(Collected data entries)
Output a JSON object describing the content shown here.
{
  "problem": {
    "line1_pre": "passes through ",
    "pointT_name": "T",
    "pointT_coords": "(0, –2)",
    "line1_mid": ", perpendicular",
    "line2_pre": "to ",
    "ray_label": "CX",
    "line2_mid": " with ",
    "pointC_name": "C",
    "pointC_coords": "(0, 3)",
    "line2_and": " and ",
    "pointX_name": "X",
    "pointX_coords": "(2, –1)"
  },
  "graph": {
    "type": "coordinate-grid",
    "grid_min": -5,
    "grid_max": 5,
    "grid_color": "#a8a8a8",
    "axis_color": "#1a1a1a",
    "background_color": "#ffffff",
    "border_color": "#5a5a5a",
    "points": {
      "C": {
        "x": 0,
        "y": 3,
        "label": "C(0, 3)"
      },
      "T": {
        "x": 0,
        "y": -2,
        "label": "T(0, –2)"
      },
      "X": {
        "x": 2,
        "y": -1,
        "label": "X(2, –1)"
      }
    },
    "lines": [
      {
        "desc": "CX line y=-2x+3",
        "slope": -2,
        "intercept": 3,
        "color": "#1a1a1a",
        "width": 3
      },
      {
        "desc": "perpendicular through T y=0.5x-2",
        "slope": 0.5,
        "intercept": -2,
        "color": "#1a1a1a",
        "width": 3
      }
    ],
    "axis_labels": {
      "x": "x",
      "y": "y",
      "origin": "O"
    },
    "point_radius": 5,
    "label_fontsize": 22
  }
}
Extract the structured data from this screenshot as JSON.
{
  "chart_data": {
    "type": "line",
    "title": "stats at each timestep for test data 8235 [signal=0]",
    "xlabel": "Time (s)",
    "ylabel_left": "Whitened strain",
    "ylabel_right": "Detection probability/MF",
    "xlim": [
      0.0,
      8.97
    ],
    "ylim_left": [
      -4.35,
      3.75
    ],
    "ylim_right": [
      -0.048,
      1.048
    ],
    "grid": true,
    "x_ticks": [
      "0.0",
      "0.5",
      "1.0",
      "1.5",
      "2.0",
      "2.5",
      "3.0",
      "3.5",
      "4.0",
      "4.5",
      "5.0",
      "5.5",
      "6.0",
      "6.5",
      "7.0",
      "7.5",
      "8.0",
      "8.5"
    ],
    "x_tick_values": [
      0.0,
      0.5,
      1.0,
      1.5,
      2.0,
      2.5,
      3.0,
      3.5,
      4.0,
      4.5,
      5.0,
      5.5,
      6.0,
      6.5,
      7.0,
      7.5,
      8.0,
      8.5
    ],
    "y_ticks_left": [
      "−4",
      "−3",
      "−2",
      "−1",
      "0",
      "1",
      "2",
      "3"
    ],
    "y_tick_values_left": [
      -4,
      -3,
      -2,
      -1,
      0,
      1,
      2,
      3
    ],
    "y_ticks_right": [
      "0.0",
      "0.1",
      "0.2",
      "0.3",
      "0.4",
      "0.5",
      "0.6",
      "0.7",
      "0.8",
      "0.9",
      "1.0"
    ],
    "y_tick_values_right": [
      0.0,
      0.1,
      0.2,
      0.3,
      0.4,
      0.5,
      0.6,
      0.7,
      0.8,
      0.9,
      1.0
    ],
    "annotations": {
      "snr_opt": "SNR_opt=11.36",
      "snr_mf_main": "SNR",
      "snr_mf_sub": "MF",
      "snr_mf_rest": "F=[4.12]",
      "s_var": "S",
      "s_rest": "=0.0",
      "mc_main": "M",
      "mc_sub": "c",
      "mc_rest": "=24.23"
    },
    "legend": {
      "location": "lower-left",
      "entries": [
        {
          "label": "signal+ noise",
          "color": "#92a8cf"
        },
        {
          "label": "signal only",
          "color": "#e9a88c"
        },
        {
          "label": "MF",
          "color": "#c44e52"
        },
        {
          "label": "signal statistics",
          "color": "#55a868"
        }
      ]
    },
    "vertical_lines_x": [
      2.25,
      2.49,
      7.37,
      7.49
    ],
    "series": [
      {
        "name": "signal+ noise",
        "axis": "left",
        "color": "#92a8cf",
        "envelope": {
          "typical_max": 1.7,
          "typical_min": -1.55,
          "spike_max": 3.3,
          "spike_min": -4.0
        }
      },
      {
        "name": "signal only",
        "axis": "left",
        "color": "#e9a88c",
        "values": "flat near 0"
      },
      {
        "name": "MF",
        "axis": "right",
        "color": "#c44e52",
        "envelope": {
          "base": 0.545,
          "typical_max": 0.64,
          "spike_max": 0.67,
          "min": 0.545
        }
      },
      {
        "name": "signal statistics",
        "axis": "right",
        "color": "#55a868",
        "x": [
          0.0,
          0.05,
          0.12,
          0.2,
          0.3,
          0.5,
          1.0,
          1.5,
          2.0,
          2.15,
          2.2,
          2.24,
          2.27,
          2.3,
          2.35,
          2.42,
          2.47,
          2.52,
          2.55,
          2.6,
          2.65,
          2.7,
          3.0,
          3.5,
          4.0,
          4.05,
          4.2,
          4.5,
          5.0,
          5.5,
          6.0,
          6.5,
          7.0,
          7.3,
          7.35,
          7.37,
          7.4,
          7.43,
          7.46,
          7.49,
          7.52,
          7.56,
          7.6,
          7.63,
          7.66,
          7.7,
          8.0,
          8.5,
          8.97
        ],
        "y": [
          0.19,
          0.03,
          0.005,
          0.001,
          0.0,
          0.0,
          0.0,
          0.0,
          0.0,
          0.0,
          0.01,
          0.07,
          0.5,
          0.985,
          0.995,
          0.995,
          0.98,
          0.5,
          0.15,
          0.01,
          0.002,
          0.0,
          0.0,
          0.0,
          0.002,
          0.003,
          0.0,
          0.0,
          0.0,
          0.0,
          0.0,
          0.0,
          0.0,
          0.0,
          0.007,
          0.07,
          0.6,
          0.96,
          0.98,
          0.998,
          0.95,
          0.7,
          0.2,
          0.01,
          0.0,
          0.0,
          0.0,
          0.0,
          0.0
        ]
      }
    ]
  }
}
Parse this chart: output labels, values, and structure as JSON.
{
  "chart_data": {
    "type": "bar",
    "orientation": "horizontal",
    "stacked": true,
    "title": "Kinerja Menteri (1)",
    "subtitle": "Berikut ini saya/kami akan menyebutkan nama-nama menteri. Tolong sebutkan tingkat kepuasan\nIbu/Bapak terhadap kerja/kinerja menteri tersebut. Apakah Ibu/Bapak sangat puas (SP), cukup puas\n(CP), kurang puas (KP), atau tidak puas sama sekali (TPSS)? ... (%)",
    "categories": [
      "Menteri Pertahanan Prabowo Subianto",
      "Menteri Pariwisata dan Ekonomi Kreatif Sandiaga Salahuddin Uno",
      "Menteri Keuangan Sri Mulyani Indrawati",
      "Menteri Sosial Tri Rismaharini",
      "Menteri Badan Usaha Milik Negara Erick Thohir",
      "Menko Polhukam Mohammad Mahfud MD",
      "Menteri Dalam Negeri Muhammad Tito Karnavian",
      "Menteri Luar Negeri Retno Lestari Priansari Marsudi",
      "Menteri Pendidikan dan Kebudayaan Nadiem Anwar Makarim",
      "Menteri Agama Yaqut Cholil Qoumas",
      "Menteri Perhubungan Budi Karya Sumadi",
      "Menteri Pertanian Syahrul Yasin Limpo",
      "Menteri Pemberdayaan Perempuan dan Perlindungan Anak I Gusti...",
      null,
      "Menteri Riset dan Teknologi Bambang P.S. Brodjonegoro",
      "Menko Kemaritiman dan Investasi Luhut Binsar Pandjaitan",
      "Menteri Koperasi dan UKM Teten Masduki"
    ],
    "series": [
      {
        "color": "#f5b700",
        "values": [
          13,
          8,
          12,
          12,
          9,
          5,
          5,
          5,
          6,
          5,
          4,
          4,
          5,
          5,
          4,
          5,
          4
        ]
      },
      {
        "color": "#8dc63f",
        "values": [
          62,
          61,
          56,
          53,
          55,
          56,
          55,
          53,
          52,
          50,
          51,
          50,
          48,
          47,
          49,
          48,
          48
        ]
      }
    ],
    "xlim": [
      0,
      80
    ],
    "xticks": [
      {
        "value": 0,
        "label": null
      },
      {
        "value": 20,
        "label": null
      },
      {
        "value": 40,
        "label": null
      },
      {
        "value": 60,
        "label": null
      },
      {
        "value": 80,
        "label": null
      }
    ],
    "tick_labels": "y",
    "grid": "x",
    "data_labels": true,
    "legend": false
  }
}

■ Aim of the task
From the entries above, list each line with "signal" in it.

■ Finished exercise
    "title": "stats at each timestep for test data 8235 [signal=0]",
          "label": "signal+ noise",
          "label": "signal only",
          "label": "signal statistics",
        "name": "signal+ noise",
        "name": "signal only",
        "name": "signal statistics",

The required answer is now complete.